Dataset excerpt
______________________________

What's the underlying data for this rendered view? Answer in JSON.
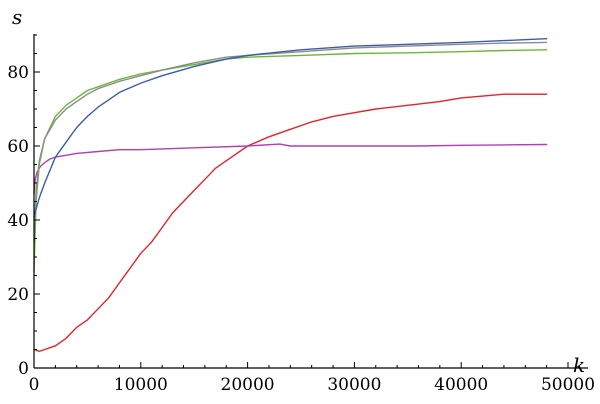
{
  "chart_data": {
    "type": "line",
    "xlabel": "k",
    "ylabel": "s",
    "xlim": [
      0,
      50000
    ],
    "ylim": [
      0,
      90
    ],
    "x_ticks": [
      0,
      10000,
      20000,
      30000,
      40000,
      50000
    ],
    "y_ticks": [
      0,
      20,
      40,
      60,
      80
    ],
    "x_tick_labels": [
      "0",
      "10000",
      "20000",
      "30000",
      "40000",
      "50000"
    ],
    "y_tick_labels": [
      "0",
      "20",
      "40",
      "60",
      "80"
    ],
    "grid": false,
    "legend": "none",
    "series": [
      {
        "color": "#e3232b",
        "x": [
          0,
          500,
          1000,
          2000,
          3000,
          4000,
          5000,
          6000,
          7000,
          8000,
          9000,
          10000,
          11000,
          12000,
          13000,
          14000,
          15000,
          16000,
          17000,
          18000,
          19000,
          20000,
          22000,
          24000,
          26000,
          28000,
          30000,
          32000,
          35000,
          38000,
          40000,
          42000,
          44000,
          46000,
          48000
        ],
        "y": [
          5,
          4.5,
          5,
          6,
          8,
          11,
          13,
          16,
          19,
          23,
          27,
          31,
          34,
          38,
          42,
          45,
          48,
          51,
          54,
          56,
          58,
          60,
          62.5,
          64.5,
          66.5,
          68,
          69,
          70,
          71,
          72,
          73,
          73.5,
          74,
          74,
          74
        ]
      },
      {
        "color": "#b040b0",
        "x": [
          0,
          100,
          300,
          600,
          1000,
          1500,
          2000,
          3000,
          4000,
          6000,
          8000,
          10000,
          15000,
          20000,
          23000,
          24000,
          25000,
          28000,
          32000,
          36000,
          40000,
          44000,
          48000
        ],
        "y": [
          47,
          51,
          53,
          54.5,
          55.5,
          56.5,
          57,
          57.5,
          58,
          58.5,
          59,
          59,
          59.5,
          60,
          60.5,
          60,
          60,
          60,
          60,
          60,
          60.2,
          60.3,
          60.4
        ]
      },
      {
        "color": "#6ab834",
        "x": [
          0,
          200,
          500,
          1000,
          2000,
          3000,
          4000,
          5000,
          6000,
          8000,
          10000,
          12000,
          15000,
          18000,
          20000,
          25000,
          30000,
          35000,
          40000,
          44000,
          48000
        ],
        "y": [
          26,
          45,
          55,
          62,
          68,
          71,
          73,
          75,
          76,
          78,
          79.5,
          80.5,
          82,
          83.5,
          84,
          84.5,
          85,
          85.2,
          85.5,
          85.8,
          86
        ]
      },
      {
        "color": "#8c8c8c",
        "x": [
          0,
          200,
          500,
          1000,
          2000,
          3000,
          4000,
          5000,
          6000,
          8000,
          10000,
          12000,
          15000,
          18000,
          20000,
          25000,
          30000,
          35000,
          40000,
          44000,
          48000
        ],
        "y": [
          34,
          48,
          56,
          62,
          67,
          70,
          72,
          74,
          75.5,
          77.5,
          79,
          80.5,
          82.5,
          84,
          84.5,
          85.5,
          86.5,
          87,
          87.5,
          87.8,
          88
        ]
      },
      {
        "color": "#3a5bb0",
        "x": [
          0,
          200,
          500,
          1000,
          2000,
          3000,
          4000,
          5000,
          6000,
          7000,
          8000,
          10000,
          12000,
          15000,
          18000,
          20000,
          25000,
          30000,
          35000,
          40000,
          44000,
          48000
        ],
        "y": [
          41,
          43,
          46,
          50,
          57,
          61,
          65,
          68,
          70.5,
          72.5,
          74.5,
          77,
          79,
          81.5,
          83.5,
          84.5,
          86,
          87,
          87.5,
          88,
          88.5,
          89
        ]
      }
    ]
  }
}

______________________________

| Exercise aim |
Any pictures should be dropped; transcribe the rest of the records above exactly.

| Result below |
What's the underlying data for this rendered view? Answer in JSON.
{
  "chart_data": {
    "type": "line",
    "xlabel": "k",
    "ylabel": "s",
    "xlim": [
      0,
      50000
    ],
    "ylim": [
      0,
      90
    ],
    "x_ticks": [
      0,
      10000,
      20000,
      30000,
      40000,
      50000
    ],
    "y_ticks": [
      0,
      20,
      40,
      60,
      80
    ],
    "x_tick_labels": [
      "0",
      "10000",
      "20000",
      "30000",
      "40000",
      "50000"
    ],
    "y_tick_labels": [
      "0",
      "20",
      "40",
      "60",
      "80"
    ],
    "grid": false,
    "legend": "none",
    "series": [
      {
        "color": "#e3232b",
        "x": [
          0,
          500,
          1000,
          2000,
          3000,
          4000,
          5000,
          6000,
          7000,
          8000,
          9000,
          10000,
          11000,
          12000,
          13000,
          14000,
          15000,
          16000,
          17000,
          18000,
          19000,
          20000,
          22000,
          24000,
          26000,
          28000,
          30000,
          32000,
          35000,
          38000,
          40000,
          42000,
          44000,
          46000,
          48000
        ],
        "y": [
          5,
          4.5,
          5,
          6,
          8,
          11,
          13,
          16,
          19,
          23,
          27,
          31,
          34,
          38,
          42,
          45,
          48,
          51,
          54,
          56,
          58,
          60,
          62.5,
          64.5,
          66.5,
          68,
          69,
          70,
          71,
          72,
          73,
          73.5,
          74,
          74,
          74
        ]
      },
      {
        "color": "#b040b0",
        "x": [
          0,
          100,
          300,
          600,
          1000,
          1500,
          2000,
          3000,
          4000,
          6000,
          8000,
          10000,
          15000,
          20000,
          23000,
          24000,
          25000,
          28000,
          32000,
          36000,
          40000,
          44000,
          48000
        ],
        "y": [
          47,
          51,
          53,
          54.5,
          55.5,
          56.5,
          57,
          57.5,
          58,
          58.5,
          59,
          59,
          59.5,
          60,
          60.5,
          60,
          60,
          60,
          60,
          60,
          60.2,
          60.3,
          60.4
        ]
      },
      {
        "color": "#6ab834",
        "x": [
          0,
          200,
          500,
          1000,
          2000,
          3000,
          4000,
          5000,
          6000,
          8000,
          10000,
          12000,
          15000,
          18000,
          20000,
          25000,
          30000,
          35000,
          40000,
          44000,
          48000
        ],
        "y": [
          26,
          45,
          55,
          62,
          68,
          71,
          73,
          75,
          76,
          78,
          79.5,
          80.5,
          82,
          83.5,
          84,
          84.5,
          85,
          85.2,
          85.5,
          85.8,
          86
        ]
      },
      {
        "color": "#8c8c8c",
        "x": [
          0,
          200,
          500,
          1000,
          2000,
          3000,
          4000,
          5000,
          6000,
          8000,
          10000,
          12000,
          15000,
          18000,
          20000,
          25000,
          30000,
          35000,
          40000,
          44000,
          48000
        ],
        "y": [
          34,
          48,
          56,
          62,
          67,
          70,
          72,
          74,
          75.5,
          77.5,
          79,
          80.5,
          82.5,
          84,
          84.5,
          85.5,
          86.5,
          87,
          87.5,
          87.8,
          88
        ]
      },
      {
        "color": "#3a5bb0",
        "x": [
          0,
          200,
          500,
          1000,
          2000,
          3000,
          4000,
          5000,
          6000,
          7000,
          8000,
          10000,
          12000,
          15000,
          18000,
          20000,
          25000,
          30000,
          35000,
          40000,
          44000,
          48000
        ],
        "y": [
          41,
          43,
          46,
          50,
          57,
          61,
          65,
          68,
          70.5,
          72.5,
          74.5,
          77,
          79,
          81.5,
          83.5,
          84.5,
          86,
          87,
          87.5,
          88,
          88.5,
          89
        ]
      }
    ]
  }
}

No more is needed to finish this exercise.